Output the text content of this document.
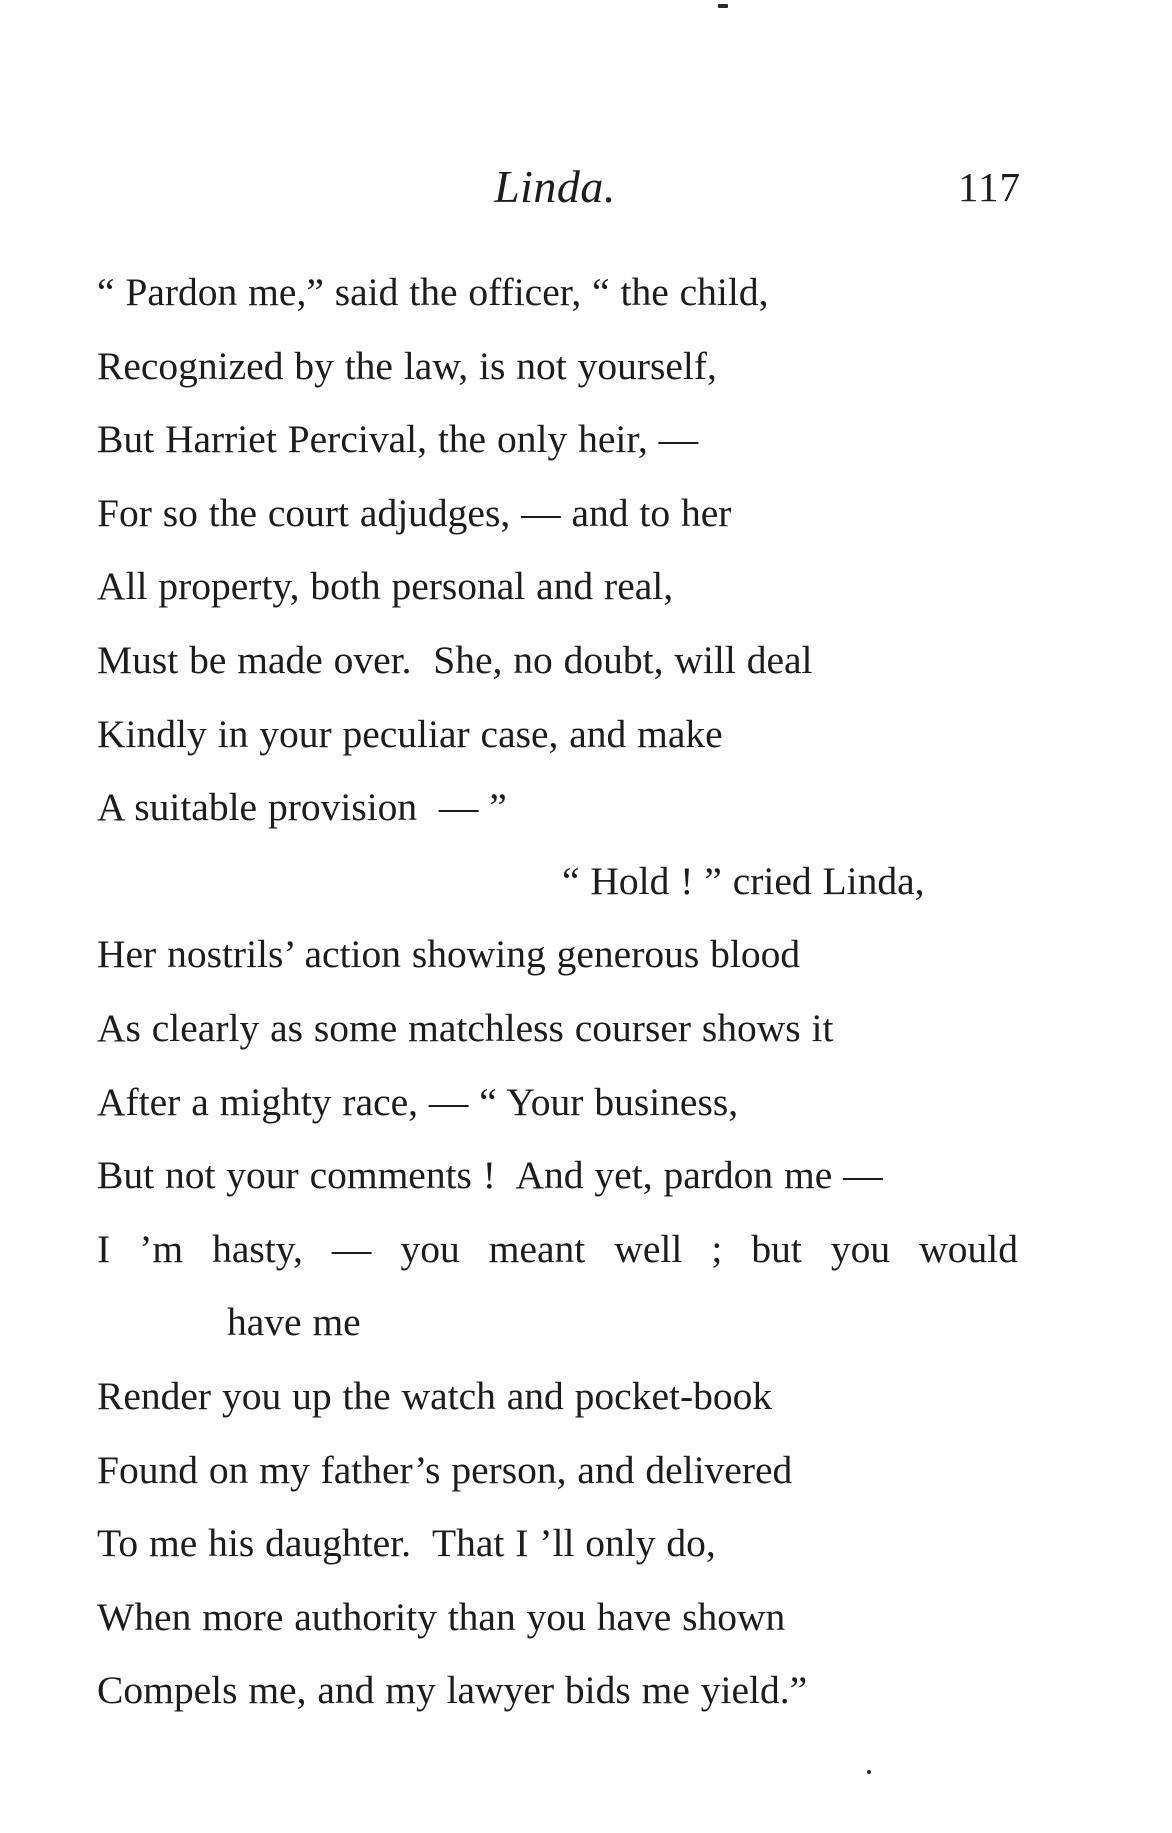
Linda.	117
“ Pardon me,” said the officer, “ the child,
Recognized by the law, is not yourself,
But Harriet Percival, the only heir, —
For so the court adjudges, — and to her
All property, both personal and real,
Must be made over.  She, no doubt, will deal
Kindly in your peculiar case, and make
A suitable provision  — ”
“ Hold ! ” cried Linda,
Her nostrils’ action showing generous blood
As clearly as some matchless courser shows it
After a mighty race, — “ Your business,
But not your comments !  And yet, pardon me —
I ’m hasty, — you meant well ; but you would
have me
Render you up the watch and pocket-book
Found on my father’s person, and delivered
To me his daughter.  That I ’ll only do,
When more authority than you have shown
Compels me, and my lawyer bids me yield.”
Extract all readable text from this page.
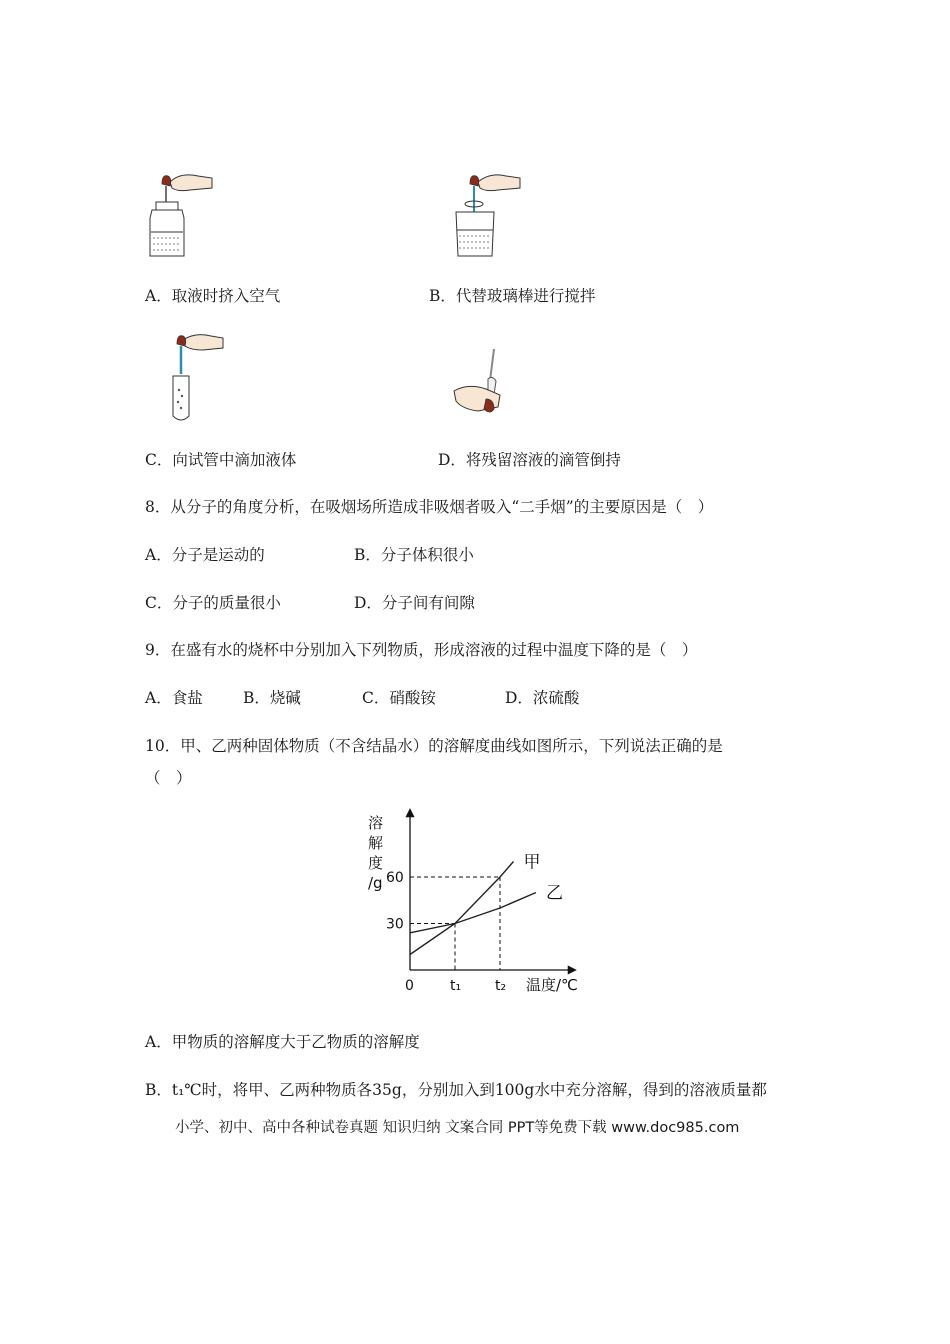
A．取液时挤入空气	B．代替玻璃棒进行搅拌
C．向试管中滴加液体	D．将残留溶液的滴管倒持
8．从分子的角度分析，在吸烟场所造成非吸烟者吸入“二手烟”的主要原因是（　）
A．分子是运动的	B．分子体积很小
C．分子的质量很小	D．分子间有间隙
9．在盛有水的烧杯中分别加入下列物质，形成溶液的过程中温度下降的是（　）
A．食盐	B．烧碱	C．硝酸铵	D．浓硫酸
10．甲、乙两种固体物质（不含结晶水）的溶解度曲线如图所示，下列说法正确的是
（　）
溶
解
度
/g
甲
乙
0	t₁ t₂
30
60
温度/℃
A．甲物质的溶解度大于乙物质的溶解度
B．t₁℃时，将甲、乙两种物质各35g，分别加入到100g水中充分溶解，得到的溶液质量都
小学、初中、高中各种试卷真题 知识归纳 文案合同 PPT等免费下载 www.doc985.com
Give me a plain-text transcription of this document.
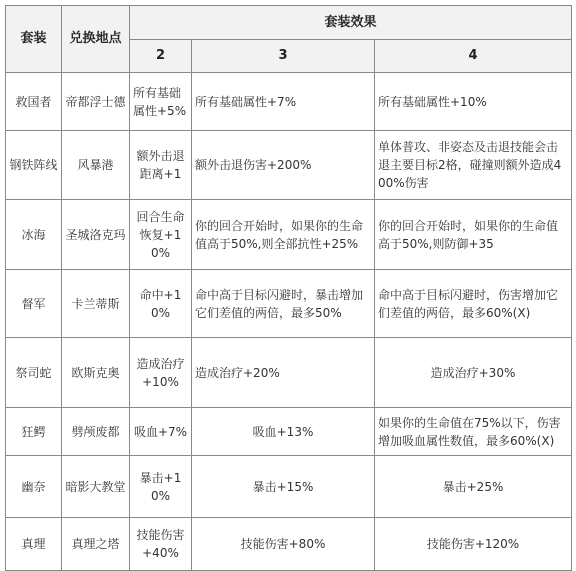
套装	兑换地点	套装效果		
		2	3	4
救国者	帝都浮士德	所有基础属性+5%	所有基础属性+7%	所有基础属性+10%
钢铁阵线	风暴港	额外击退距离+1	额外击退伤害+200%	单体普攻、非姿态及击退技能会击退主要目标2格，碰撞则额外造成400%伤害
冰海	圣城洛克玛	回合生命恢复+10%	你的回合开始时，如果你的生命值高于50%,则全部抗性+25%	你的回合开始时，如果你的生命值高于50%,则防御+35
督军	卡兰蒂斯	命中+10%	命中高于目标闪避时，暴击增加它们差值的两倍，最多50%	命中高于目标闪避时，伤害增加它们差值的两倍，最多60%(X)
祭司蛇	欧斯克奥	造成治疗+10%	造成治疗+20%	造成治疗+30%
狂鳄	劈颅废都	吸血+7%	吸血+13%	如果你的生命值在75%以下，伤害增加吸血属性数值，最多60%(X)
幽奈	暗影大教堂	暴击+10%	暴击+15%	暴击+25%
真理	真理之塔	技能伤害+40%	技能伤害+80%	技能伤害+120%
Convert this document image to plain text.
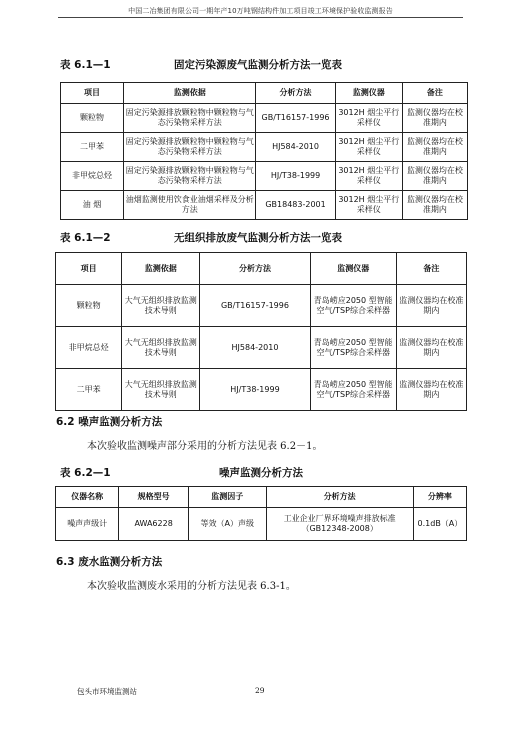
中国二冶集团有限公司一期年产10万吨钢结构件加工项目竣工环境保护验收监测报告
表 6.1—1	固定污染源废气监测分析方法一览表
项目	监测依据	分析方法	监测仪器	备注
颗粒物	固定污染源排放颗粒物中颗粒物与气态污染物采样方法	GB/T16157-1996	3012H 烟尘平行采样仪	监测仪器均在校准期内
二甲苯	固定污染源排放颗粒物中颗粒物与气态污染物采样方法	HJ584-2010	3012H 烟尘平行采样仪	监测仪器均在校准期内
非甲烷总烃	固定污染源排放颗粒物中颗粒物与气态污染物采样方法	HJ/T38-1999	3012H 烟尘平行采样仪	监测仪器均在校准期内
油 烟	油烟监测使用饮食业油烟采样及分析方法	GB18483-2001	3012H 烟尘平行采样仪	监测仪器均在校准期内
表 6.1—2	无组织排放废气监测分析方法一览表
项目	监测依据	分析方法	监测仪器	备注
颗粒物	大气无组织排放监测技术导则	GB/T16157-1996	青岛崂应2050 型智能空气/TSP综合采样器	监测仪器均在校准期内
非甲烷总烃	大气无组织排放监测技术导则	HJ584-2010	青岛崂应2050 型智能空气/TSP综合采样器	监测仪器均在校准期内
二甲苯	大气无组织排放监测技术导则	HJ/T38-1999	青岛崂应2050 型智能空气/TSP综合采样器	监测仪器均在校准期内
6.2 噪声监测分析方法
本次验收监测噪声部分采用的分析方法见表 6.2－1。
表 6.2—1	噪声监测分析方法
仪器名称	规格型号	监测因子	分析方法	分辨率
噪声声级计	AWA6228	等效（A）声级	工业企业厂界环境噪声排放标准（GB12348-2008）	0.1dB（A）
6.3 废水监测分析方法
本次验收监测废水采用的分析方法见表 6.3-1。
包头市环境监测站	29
* * * * * * *
# Goal of the exercise
Retype each record exactly as it stands, but do not include the pictures.

# Finished exercise
Output the text content of this document.
Linda.	117
“ Pardon me,” said the officer, “ the child,
Recognized by the law, is not yourself,
But Harriet Percival, the only heir, —
For so the court adjudges, — and to her
All property, both personal and real,
Must be made over.  She, no doubt, will deal
Kindly in your peculiar case, and make
A suitable provision  — ”
“ Hold ! ” cried Linda,
Her nostrils’ action showing generous blood
As clearly as some matchless courser shows it
After a mighty race, — “ Your business,
But not your comments !  And yet, pardon me —
I ’m hasty, — you meant well ; but you would
have me
Render you up the watch and pocket-book
Found on my father’s person, and delivered
To me his daughter.  That I ’ll only do,
When more authority than you have shown
Compels me, and my lawyer bids me yield.”
Extract all readable text from this page.
A．取液时挤入空气	B．代替玻璃棒进行搅拌
C．向试管中滴加液体	D．将残留溶液的滴管倒持
8．从分子的角度分析，在吸烟场所造成非吸烟者吸入“二手烟”的主要原因是（　）
A．分子是运动的	B．分子体积很小
C．分子的质量很小	D．分子间有间隙
9．在盛有水的烧杯中分别加入下列物质，形成溶液的过程中温度下降的是（　）
A．食盐	B．烧碱	C．硝酸铵	D．浓硫酸
10．甲、乙两种固体物质（不含结晶水）的溶解度曲线如图所示，下列说法正确的是
（　）
溶
解
度
/g
甲
乙
0	t₁ t₂
30
60
温度/℃
A．甲物质的溶解度大于乙物质的溶解度
B．t₁℃时，将甲、乙两种物质各35g，分别加入到100g水中充分溶解，得到的溶液质量都
小学、初中、高中各种试卷真题 知识归纳 文案合同 PPT等免费下载 www.doc985.com
Give me a plain-text transcription of this document.
套装	兑换地点	套装效果		
		2	3	4
救国者	帝都浮士德	所有基础属性+5%	所有基础属性+7%	所有基础属性+10%
钢铁阵线	风暴港	额外击退距离+1	额外击退伤害+200%	单体普攻、非姿态及击退技能会击退主要目标2格，碰撞则额外造成400%伤害
冰海	圣城洛克玛	回合生命恢复+10%	你的回合开始时，如果你的生命值高于50%,则全部抗性+25%	你的回合开始时，如果你的生命值高于50%,则防御+35
督军	卡兰蒂斯	命中+10%	命中高于目标闪避时，暴击增加它们差值的两倍，最多50%	命中高于目标闪避时，伤害增加它们差值的两倍，最多60%(X)
祭司蛇	欧斯克奥	造成治疗+10%	造成治疗+20%	造成治疗+30%
狂鳄	劈颅废都	吸血+7%	吸血+13%	如果你的生命值在75%以下，伤害增加吸血属性数值，最多60%(X)
幽奈	暗影大教堂	暴击+10%	暴击+15%	暴击+25%
真理	真理之塔	技能伤害+40%	技能伤害+80%	技能伤害+120%
Convert this document image to plain text.
中国二冶集团有限公司一期年产10万吨钢结构件加工项目竣工环境保护验收监测报告
表 6.1—1	固定污染源废气监测分析方法一览表
项目	监测依据	分析方法	监测仪器	备注
颗粒物	固定污染源排放颗粒物中颗粒物与气态污染物采样方法	GB/T16157-1996	3012H 烟尘平行采样仪	监测仪器均在校准期内
二甲苯	固定污染源排放颗粒物中颗粒物与气态污染物采样方法	HJ584-2010	3012H 烟尘平行采样仪	监测仪器均在校准期内
非甲烷总烃	固定污染源排放颗粒物中颗粒物与气态污染物采样方法	HJ/T38-1999	3012H 烟尘平行采样仪	监测仪器均在校准期内
油 烟	油烟监测使用饮食业油烟采样及分析方法	GB18483-2001	3012H 烟尘平行采样仪	监测仪器均在校准期内
表 6.1—2	无组织排放废气监测分析方法一览表
项目	监测依据	分析方法	监测仪器	备注
颗粒物	大气无组织排放监测技术导则	GB/T16157-1996	青岛崂应2050 型智能空气/TSP综合采样器	监测仪器均在校准期内
非甲烷总烃	大气无组织排放监测技术导则	HJ584-2010	青岛崂应2050 型智能空气/TSP综合采样器	监测仪器均在校准期内
二甲苯	大气无组织排放监测技术导则	HJ/T38-1999	青岛崂应2050 型智能空气/TSP综合采样器	监测仪器均在校准期内
6.2 噪声监测分析方法
本次验收监测噪声部分采用的分析方法见表 6.2－1。
表 6.2—1	噪声监测分析方法
仪器名称	规格型号	监测因子	分析方法	分辨率
噪声声级计	AWA6228	等效（A）声级	工业企业厂界环境噪声排放标准（GB12348-2008）	0.1dB（A）
6.3 废水监测分析方法
本次验收监测废水采用的分析方法见表 6.3-1。
包头市环境监测站	29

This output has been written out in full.